[Stored records]
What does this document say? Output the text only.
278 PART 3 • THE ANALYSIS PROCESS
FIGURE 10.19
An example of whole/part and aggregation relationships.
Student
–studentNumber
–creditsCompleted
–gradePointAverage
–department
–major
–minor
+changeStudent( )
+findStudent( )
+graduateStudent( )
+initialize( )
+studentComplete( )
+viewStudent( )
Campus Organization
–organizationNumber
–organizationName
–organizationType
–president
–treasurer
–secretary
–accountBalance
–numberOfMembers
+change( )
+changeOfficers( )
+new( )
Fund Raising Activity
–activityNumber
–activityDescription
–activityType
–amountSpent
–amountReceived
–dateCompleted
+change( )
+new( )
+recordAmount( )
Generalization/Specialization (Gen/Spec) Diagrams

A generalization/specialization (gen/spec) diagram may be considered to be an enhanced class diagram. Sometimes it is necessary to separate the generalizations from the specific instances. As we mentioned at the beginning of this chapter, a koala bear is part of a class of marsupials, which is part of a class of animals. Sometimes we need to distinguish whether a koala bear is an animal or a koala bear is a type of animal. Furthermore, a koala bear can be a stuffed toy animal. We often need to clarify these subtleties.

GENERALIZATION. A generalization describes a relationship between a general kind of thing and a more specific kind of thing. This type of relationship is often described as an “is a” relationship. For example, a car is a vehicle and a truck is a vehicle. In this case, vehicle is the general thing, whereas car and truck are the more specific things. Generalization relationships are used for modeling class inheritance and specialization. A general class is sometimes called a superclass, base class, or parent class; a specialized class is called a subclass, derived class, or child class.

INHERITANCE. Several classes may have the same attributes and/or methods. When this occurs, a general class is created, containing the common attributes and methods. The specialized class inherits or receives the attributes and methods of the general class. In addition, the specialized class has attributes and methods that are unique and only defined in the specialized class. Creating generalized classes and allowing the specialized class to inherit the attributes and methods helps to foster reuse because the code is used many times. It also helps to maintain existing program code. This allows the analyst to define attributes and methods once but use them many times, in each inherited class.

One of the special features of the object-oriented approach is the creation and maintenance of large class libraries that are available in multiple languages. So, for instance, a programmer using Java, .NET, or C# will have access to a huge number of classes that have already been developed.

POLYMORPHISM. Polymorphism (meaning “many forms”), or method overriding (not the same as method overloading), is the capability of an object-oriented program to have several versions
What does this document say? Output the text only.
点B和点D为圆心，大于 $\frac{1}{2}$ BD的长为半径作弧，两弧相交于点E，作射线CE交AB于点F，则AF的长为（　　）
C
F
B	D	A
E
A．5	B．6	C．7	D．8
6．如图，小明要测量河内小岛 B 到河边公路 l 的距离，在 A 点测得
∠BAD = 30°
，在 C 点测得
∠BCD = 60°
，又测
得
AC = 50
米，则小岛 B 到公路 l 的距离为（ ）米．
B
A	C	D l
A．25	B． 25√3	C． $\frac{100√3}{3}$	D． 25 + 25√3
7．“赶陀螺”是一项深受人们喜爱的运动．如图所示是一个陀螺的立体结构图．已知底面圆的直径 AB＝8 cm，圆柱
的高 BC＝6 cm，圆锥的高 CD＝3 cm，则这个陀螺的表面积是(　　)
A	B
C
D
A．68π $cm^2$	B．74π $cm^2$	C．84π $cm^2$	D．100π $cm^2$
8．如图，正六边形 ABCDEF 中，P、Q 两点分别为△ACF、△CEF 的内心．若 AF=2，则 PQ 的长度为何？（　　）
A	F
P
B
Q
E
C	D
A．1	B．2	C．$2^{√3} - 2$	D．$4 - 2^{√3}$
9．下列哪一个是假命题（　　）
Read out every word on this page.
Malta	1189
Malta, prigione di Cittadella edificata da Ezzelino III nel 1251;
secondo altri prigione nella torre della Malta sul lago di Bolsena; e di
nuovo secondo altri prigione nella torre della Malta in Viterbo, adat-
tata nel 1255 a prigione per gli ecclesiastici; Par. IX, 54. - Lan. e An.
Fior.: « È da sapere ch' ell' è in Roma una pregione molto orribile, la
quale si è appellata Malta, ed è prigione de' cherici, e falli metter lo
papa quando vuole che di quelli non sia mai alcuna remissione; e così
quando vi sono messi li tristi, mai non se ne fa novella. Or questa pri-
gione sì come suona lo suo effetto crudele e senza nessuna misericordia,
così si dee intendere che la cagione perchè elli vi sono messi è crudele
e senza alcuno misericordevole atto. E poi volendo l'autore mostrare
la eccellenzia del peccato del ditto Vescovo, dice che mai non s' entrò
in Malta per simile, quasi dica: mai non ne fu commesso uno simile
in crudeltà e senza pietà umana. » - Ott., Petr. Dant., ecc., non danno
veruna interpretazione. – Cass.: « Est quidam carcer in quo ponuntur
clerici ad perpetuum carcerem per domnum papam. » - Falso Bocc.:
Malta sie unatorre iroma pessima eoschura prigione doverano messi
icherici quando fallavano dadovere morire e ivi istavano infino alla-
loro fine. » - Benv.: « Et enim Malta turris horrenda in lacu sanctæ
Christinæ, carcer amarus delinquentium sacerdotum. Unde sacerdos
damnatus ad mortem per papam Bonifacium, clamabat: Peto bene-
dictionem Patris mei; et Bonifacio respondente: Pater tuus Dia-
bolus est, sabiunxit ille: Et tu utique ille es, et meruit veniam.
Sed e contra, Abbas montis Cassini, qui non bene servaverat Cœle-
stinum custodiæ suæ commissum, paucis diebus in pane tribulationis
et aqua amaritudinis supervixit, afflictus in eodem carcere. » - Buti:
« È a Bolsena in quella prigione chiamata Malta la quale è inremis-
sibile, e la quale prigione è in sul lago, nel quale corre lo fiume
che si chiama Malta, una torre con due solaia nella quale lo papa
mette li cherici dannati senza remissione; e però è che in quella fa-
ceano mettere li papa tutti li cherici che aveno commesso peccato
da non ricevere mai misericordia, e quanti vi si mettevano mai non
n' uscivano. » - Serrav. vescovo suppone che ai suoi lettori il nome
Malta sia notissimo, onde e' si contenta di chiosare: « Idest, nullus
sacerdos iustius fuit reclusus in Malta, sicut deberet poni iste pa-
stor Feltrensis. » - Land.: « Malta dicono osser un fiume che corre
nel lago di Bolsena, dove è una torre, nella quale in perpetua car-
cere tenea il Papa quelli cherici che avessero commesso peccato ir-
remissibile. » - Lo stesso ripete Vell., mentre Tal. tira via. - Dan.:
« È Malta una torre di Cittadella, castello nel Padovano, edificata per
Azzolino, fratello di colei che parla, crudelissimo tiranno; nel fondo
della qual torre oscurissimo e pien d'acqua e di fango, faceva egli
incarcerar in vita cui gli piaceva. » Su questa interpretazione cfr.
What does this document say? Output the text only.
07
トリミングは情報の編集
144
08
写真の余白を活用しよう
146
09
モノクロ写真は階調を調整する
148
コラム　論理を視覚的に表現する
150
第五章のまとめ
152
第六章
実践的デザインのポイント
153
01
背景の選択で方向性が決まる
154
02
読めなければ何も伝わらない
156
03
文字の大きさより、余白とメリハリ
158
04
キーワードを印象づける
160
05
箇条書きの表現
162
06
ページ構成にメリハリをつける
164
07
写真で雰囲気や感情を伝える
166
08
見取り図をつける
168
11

## [DIRECTIONS]
Reproduce every line of the material above exactly.

## [THE RESULT]
What does this document say? Output the text only.
278 PART 3 • THE ANALYSIS PROCESS
FIGURE 10.19
An example of whole/part and aggregation relationships.
Student
–studentNumber
–creditsCompleted
–gradePointAverage
–department
–major
–minor
+changeStudent( )
+findStudent( )
+graduateStudent( )
+initialize( )
+studentComplete( )
+viewStudent( )
Campus Organization
–organizationNumber
–organizationName
–organizationType
–president
–treasurer
–secretary
–accountBalance
–numberOfMembers
+change( )
+changeOfficers( )
+new( )
Fund Raising Activity
–activityNumber
–activityDescription
–activityType
–amountSpent
–amountReceived
–dateCompleted
+change( )
+new( )
+recordAmount( )
Generalization/Specialization (Gen/Spec) Diagrams

A generalization/specialization (gen/spec) diagram may be considered to be an enhanced class diagram. Sometimes it is necessary to separate the generalizations from the specific instances. As we mentioned at the beginning of this chapter, a koala bear is part of a class of marsupials, which is part of a class of animals. Sometimes we need to distinguish whether a koala bear is an animal or a koala bear is a type of animal. Furthermore, a koala bear can be a stuffed toy animal. We often need to clarify these subtleties.

GENERALIZATION. A generalization describes a relationship between a general kind of thing and a more specific kind of thing. This type of relationship is often described as an “is a” relationship. For example, a car is a vehicle and a truck is a vehicle. In this case, vehicle is the general thing, whereas car and truck are the more specific things. Generalization relationships are used for modeling class inheritance and specialization. A general class is sometimes called a superclass, base class, or parent class; a specialized class is called a subclass, derived class, or child class.

INHERITANCE. Several classes may have the same attributes and/or methods. When this occurs, a general class is created, containing the common attributes and methods. The specialized class inherits or receives the attributes and methods of the general class. In addition, the specialized class has attributes and methods that are unique and only defined in the specialized class. Creating generalized classes and allowing the specialized class to inherit the attributes and methods helps to foster reuse because the code is used many times. It also helps to maintain existing program code. This allows the analyst to define attributes and methods once but use them many times, in each inherited class.

One of the special features of the object-oriented approach is the creation and maintenance of large class libraries that are available in multiple languages. So, for instance, a programmer using Java, .NET, or C# will have access to a huge number of classes that have already been developed.

POLYMORPHISM. Polymorphism (meaning “many forms”), or method overriding (not the same as method overloading), is the capability of an object-oriented program to have several versions
What does this document say? Output the text only.
点B和点D为圆心，大于 $\frac{1}{2}$ BD的长为半径作弧，两弧相交于点E，作射线CE交AB于点F，则AF的长为（　　）
C
F
B	D	A
E
A．5	B．6	C．7	D．8
6．如图，小明要测量河内小岛 B 到河边公路 l 的距离，在 A 点测得
∠BAD = 30°
，在 C 点测得
∠BCD = 60°
，又测
得
AC = 50
米，则小岛 B 到公路 l 的距离为（ ）米．
B
A	C	D l
A．25	B． 25√3	C． $\frac{100√3}{3}$	D． 25 + 25√3
7．“赶陀螺”是一项深受人们喜爱的运动．如图所示是一个陀螺的立体结构图．已知底面圆的直径 AB＝8 cm，圆柱
的高 BC＝6 cm，圆锥的高 CD＝3 cm，则这个陀螺的表面积是(　　)
A	B
C
D
A．68π $cm^2$	B．74π $cm^2$	C．84π $cm^2$	D．100π $cm^2$
8．如图，正六边形 ABCDEF 中，P、Q 两点分别为△ACF、△CEF 的内心．若 AF=2，则 PQ 的长度为何？（　　）
A	F
P
B
Q
E
C	D
A．1	B．2	C．$2^{√3} - 2$	D．$4 - 2^{√3}$
9．下列哪一个是假命题（　　）
Read out every word on this page.
Malta	1189
Malta, prigione di Cittadella edificata da Ezzelino III nel 1251;
secondo altri prigione nella torre della Malta sul lago di Bolsena; e di
nuovo secondo altri prigione nella torre della Malta in Viterbo, adat-
tata nel 1255 a prigione per gli ecclesiastici; Par. IX, 54. - Lan. e An.
Fior.: « È da sapere ch' ell' è in Roma una pregione molto orribile, la
quale si è appellata Malta, ed è prigione de' cherici, e falli metter lo
papa quando vuole che di quelli non sia mai alcuna remissione; e così
quando vi sono messi li tristi, mai non se ne fa novella. Or questa pri-
gione sì come suona lo suo effetto crudele e senza nessuna misericordia,
così si dee intendere che la cagione perchè elli vi sono messi è crudele
e senza alcuno misericordevole atto. E poi volendo l'autore mostrare
la eccellenzia del peccato del ditto Vescovo, dice che mai non s' entrò
in Malta per simile, quasi dica: mai non ne fu commesso uno simile
in crudeltà e senza pietà umana. » - Ott., Petr. Dant., ecc., non danno
veruna interpretazione. – Cass.: « Est quidam carcer in quo ponuntur
clerici ad perpetuum carcerem per domnum papam. » - Falso Bocc.:
Malta sie unatorre iroma pessima eoschura prigione doverano messi
icherici quando fallavano dadovere morire e ivi istavano infino alla-
loro fine. » - Benv.: « Et enim Malta turris horrenda in lacu sanctæ
Christinæ, carcer amarus delinquentium sacerdotum. Unde sacerdos
damnatus ad mortem per papam Bonifacium, clamabat: Peto bene-
dictionem Patris mei; et Bonifacio respondente: Pater tuus Dia-
bolus est, sabiunxit ille: Et tu utique ille es, et meruit veniam.
Sed e contra, Abbas montis Cassini, qui non bene servaverat Cœle-
stinum custodiæ suæ commissum, paucis diebus in pane tribulationis
et aqua amaritudinis supervixit, afflictus in eodem carcere. » - Buti:
« È a Bolsena in quella prigione chiamata Malta la quale è inremis-
sibile, e la quale prigione è in sul lago, nel quale corre lo fiume
che si chiama Malta, una torre con due solaia nella quale lo papa
mette li cherici dannati senza remissione; e però è che in quella fa-
ceano mettere li papa tutti li cherici che aveno commesso peccato
da non ricevere mai misericordia, e quanti vi si mettevano mai non
n' uscivano. » - Serrav. vescovo suppone che ai suoi lettori il nome
Malta sia notissimo, onde e' si contenta di chiosare: « Idest, nullus
sacerdos iustius fuit reclusus in Malta, sicut deberet poni iste pa-
stor Feltrensis. » - Land.: « Malta dicono osser un fiume che corre
nel lago di Bolsena, dove è una torre, nella quale in perpetua car-
cere tenea il Papa quelli cherici che avessero commesso peccato ir-
remissibile. » - Lo stesso ripete Vell., mentre Tal. tira via. - Dan.:
« È Malta una torre di Cittadella, castello nel Padovano, edificata per
Azzolino, fratello di colei che parla, crudelissimo tiranno; nel fondo
della qual torre oscurissimo e pien d'acqua e di fango, faceva egli
incarcerar in vita cui gli piaceva. » Su questa interpretazione cfr.
What does this document say? Output the text only.
07
トリミングは情報の編集
144
08
写真の余白を活用しよう
146
09
モノクロ写真は階調を調整する
148
コラム　論理を視覚的に表現する
150
第五章のまとめ
152
第六章
実践的デザインのポイント
153
01
背景の選択で方向性が決まる
154
02
読めなければ何も伝わらない
156
03
文字の大きさより、余白とメリハリ
158
04
キーワードを印象づける
160
05
箇条書きの表現
162
06
ページ構成にメリハリをつける
164
07
写真で雰囲気や感情を伝える
166
08
見取り図をつける
168
11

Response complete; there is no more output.